- [Written task]
Render the lines from the first one through the line containing "assistant-avatar: [17, 234, 64, 281]" as a JSON list of strings, one string per line, skipping any blank lines.

Saved entries:

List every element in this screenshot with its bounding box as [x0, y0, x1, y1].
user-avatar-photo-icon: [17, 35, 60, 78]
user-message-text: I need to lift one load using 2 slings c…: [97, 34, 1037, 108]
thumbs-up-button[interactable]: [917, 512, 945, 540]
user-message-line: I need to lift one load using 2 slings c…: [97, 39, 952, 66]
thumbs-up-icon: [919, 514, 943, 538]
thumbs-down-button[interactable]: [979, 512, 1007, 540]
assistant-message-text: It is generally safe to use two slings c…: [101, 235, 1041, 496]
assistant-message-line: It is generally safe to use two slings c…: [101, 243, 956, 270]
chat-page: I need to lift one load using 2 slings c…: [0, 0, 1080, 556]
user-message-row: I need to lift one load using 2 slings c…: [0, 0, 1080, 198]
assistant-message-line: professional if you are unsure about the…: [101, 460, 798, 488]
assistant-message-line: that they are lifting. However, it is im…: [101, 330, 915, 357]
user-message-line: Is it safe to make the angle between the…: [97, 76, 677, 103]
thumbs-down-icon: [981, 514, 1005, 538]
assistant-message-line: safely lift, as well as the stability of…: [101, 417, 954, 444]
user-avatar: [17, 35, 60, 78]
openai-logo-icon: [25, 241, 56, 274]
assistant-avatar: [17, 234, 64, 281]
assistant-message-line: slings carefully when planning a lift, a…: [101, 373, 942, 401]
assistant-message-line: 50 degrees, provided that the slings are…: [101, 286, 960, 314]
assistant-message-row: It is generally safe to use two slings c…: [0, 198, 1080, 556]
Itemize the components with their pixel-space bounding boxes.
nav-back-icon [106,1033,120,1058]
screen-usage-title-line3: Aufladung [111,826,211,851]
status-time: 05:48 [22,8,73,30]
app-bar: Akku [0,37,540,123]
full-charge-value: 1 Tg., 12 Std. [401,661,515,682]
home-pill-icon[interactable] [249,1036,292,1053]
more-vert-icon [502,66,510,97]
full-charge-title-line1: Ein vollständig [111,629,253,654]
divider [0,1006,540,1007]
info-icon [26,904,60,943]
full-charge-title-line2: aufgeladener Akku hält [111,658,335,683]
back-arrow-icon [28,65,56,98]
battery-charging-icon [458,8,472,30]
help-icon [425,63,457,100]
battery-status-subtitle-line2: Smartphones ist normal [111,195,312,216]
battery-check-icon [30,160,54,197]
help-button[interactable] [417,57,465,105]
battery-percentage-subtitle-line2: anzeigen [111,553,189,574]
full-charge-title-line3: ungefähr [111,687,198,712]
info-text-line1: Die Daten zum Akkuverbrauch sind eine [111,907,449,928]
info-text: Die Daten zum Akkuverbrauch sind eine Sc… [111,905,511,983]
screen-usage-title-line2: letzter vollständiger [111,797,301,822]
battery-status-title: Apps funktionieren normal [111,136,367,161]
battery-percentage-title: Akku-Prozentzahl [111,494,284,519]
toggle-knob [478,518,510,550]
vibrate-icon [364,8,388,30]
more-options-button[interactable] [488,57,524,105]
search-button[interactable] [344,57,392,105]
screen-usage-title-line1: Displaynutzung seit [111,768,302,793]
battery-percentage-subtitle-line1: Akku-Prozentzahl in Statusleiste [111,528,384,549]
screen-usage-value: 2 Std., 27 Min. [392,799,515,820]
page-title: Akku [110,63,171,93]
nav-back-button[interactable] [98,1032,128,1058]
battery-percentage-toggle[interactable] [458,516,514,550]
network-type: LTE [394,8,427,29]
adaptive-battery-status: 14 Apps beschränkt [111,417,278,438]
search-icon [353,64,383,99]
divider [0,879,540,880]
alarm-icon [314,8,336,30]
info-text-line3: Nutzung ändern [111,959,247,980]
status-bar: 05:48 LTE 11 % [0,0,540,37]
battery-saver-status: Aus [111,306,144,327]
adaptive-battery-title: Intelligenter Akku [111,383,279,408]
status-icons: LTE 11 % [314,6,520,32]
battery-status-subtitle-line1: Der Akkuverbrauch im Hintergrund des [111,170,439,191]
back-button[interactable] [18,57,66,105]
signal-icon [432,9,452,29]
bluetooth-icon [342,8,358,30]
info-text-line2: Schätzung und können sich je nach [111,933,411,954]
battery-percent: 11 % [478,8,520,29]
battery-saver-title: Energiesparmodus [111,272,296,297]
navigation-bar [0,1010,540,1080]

- [The result]
[
  "List every element in this screenshot with its bounding box as [x0, y0, x1, y1].",
  "user-avatar-photo-icon: [17, 35, 60, 78]",
  "user-message-text: I need to lift one load using 2 slings c…: [97, 34, 1037, 108]",
  "thumbs-up-button[interactable]: [917, 512, 945, 540]",
  "user-message-line: I need to lift one load using 2 slings c…: [97, 39, 952, 66]",
  "thumbs-up-icon: [919, 514, 943, 538]",
  "thumbs-down-button[interactable]: [979, 512, 1007, 540]",
  "assistant-message-text: It is generally safe to use two slings c…: [101, 235, 1041, 496]",
  "assistant-message-line: It is generally safe to use two slings c…: [101, 243, 956, 270]",
  "chat-page: I need to lift one load using 2 slings c…: [0, 0, 1080, 556]",
  "user-message-row: I need to lift one load using 2 slings c…: [0, 0, 1080, 198]",
  "assistant-message-line: professional if you are unsure about the…: [101, 460, 798, 488]",
  "assistant-message-line: that they are lifting. However, it is im…: [101, 330, 915, 357]",
  "user-message-line: Is it safe to make the angle between the…: [97, 76, 677, 103]",
  "thumbs-down-icon: [981, 514, 1005, 538]",
  "assistant-message-line: safely lift, as well as the stability of…: [101, 417, 954, 444]",
  "user-avatar: [17, 35, 60, 78]",
  "openai-logo-icon: [25, 241, 56, 274]",
  "assistant-avatar: [17, 234, 64, 281]"
]